REQUIRED WORK - Please list all lines of the material below in which the string "Bainbridge" occurs.

DATA TO USE -

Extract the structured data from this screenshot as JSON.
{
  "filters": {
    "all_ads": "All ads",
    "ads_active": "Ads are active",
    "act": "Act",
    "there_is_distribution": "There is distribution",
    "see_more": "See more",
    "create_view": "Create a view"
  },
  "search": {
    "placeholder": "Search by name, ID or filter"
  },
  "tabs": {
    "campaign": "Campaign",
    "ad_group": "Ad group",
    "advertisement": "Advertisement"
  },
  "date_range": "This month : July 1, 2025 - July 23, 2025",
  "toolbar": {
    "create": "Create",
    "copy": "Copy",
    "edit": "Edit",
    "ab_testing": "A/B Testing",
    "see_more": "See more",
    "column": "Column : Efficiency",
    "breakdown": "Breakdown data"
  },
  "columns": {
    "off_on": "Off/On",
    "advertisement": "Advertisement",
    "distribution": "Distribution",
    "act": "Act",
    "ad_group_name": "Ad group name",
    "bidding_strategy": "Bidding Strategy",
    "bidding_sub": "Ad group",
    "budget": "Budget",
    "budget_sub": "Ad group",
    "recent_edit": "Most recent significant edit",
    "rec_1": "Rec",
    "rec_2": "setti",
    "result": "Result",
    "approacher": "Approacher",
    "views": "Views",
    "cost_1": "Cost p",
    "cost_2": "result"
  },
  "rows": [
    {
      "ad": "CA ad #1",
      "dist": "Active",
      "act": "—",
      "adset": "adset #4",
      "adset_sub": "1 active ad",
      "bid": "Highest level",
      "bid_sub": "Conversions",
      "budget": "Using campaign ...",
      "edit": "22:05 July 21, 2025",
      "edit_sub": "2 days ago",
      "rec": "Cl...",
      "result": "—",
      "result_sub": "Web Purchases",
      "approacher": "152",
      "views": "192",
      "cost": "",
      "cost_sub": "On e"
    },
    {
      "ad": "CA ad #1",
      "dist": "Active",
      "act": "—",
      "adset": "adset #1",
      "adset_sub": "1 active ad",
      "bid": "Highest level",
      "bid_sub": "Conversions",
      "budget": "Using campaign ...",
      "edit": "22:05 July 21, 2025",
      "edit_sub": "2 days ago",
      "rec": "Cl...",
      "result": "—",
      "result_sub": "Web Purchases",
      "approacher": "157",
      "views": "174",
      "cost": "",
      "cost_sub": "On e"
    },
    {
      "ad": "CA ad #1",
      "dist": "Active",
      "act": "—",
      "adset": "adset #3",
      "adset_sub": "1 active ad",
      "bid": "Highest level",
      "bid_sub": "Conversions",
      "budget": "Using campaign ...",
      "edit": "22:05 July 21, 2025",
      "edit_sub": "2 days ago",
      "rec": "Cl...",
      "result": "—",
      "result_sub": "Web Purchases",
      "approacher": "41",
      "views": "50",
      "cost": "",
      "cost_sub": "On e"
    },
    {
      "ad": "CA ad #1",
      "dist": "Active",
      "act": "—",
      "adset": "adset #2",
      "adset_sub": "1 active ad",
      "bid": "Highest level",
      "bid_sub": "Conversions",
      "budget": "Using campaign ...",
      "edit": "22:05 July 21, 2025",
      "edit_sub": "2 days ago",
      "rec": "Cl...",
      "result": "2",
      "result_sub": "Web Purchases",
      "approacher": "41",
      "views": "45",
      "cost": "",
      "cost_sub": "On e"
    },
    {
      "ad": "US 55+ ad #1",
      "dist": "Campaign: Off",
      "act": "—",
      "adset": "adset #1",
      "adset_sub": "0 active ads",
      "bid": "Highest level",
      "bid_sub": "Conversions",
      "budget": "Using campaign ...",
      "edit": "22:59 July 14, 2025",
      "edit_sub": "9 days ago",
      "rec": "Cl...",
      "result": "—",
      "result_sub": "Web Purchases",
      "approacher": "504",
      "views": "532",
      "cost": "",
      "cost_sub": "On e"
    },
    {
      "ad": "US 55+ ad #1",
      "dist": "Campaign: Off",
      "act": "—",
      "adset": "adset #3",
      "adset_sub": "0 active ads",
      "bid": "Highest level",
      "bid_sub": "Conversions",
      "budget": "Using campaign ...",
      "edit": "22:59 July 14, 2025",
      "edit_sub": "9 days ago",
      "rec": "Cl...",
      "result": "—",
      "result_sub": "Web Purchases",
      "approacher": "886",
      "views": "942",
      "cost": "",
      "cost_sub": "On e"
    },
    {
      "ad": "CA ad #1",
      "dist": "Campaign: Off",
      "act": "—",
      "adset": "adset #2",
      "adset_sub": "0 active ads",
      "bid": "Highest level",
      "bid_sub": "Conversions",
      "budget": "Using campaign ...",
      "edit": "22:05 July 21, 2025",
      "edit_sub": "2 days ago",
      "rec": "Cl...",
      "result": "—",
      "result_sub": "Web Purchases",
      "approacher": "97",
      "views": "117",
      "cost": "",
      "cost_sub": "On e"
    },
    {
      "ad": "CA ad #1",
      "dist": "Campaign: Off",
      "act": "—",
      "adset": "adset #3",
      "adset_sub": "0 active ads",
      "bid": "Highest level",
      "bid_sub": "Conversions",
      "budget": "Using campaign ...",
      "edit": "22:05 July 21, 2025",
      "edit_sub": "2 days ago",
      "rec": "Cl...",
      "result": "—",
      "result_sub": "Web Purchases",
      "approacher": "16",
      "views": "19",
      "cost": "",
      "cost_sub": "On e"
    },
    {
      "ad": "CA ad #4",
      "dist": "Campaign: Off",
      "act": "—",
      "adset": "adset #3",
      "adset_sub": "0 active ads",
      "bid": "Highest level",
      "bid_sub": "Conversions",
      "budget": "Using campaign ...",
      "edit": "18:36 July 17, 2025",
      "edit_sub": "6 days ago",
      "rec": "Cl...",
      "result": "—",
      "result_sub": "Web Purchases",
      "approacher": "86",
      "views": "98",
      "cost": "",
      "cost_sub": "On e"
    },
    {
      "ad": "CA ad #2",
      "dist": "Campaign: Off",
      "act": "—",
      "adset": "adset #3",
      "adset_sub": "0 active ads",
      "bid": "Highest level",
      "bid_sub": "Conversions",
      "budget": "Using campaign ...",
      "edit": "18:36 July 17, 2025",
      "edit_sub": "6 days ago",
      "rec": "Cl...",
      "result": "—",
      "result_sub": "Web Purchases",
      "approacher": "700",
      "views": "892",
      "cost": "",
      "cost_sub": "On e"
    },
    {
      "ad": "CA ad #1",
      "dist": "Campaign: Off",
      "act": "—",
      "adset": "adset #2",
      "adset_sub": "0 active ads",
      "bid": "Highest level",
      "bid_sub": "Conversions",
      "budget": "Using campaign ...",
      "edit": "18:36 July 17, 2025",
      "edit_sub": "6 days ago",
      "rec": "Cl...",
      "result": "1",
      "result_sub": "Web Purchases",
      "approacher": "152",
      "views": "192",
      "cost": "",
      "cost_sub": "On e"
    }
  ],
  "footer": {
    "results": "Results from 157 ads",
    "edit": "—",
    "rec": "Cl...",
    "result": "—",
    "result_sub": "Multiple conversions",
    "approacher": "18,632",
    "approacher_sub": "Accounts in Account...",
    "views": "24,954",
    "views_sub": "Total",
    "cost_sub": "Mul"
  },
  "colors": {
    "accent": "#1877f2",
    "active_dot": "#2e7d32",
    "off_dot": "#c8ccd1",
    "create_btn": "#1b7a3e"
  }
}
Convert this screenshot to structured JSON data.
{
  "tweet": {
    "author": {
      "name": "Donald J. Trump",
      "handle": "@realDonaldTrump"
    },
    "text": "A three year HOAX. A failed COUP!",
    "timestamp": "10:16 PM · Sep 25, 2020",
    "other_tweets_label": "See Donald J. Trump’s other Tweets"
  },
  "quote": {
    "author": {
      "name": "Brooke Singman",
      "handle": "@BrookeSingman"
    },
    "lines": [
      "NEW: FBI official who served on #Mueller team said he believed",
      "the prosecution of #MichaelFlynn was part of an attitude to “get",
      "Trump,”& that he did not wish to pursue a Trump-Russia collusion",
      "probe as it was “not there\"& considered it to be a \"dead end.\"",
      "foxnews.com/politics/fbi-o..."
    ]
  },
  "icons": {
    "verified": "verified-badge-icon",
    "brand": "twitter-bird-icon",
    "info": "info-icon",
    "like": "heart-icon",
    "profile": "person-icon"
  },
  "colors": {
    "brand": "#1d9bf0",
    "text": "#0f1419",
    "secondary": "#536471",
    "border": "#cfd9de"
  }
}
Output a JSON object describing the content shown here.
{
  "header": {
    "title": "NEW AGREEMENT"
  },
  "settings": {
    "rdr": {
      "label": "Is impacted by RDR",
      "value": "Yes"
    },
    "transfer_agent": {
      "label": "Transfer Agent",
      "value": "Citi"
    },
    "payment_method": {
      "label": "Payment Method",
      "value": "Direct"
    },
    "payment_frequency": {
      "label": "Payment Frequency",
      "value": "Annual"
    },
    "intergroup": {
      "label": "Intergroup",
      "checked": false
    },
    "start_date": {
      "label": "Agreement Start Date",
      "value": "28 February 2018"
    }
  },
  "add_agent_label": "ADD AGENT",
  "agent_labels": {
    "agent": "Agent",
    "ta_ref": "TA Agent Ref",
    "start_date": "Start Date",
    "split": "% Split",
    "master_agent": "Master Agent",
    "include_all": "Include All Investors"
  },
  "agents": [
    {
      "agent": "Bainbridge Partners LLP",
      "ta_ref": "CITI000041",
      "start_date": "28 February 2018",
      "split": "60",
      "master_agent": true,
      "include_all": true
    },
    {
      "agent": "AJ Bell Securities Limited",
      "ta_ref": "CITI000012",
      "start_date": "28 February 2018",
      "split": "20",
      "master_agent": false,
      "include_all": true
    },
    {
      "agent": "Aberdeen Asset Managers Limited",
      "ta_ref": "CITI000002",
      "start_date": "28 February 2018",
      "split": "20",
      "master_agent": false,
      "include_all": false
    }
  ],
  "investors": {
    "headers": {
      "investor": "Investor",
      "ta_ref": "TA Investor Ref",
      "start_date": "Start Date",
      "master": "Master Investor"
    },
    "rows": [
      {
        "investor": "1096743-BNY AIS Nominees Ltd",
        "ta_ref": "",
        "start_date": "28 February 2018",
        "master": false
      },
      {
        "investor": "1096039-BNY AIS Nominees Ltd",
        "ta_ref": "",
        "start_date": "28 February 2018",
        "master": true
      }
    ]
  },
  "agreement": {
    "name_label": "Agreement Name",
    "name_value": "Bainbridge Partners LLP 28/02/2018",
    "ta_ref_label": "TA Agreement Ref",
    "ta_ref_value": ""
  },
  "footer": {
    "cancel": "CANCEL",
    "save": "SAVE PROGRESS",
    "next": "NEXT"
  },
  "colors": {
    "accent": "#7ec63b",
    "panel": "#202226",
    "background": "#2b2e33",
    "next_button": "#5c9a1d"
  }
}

CORRECT OUTPUT -
      "agent": "Bainbridge Partners LLP",
    "name_value": "Bainbridge Partners LLP 28/02/2018",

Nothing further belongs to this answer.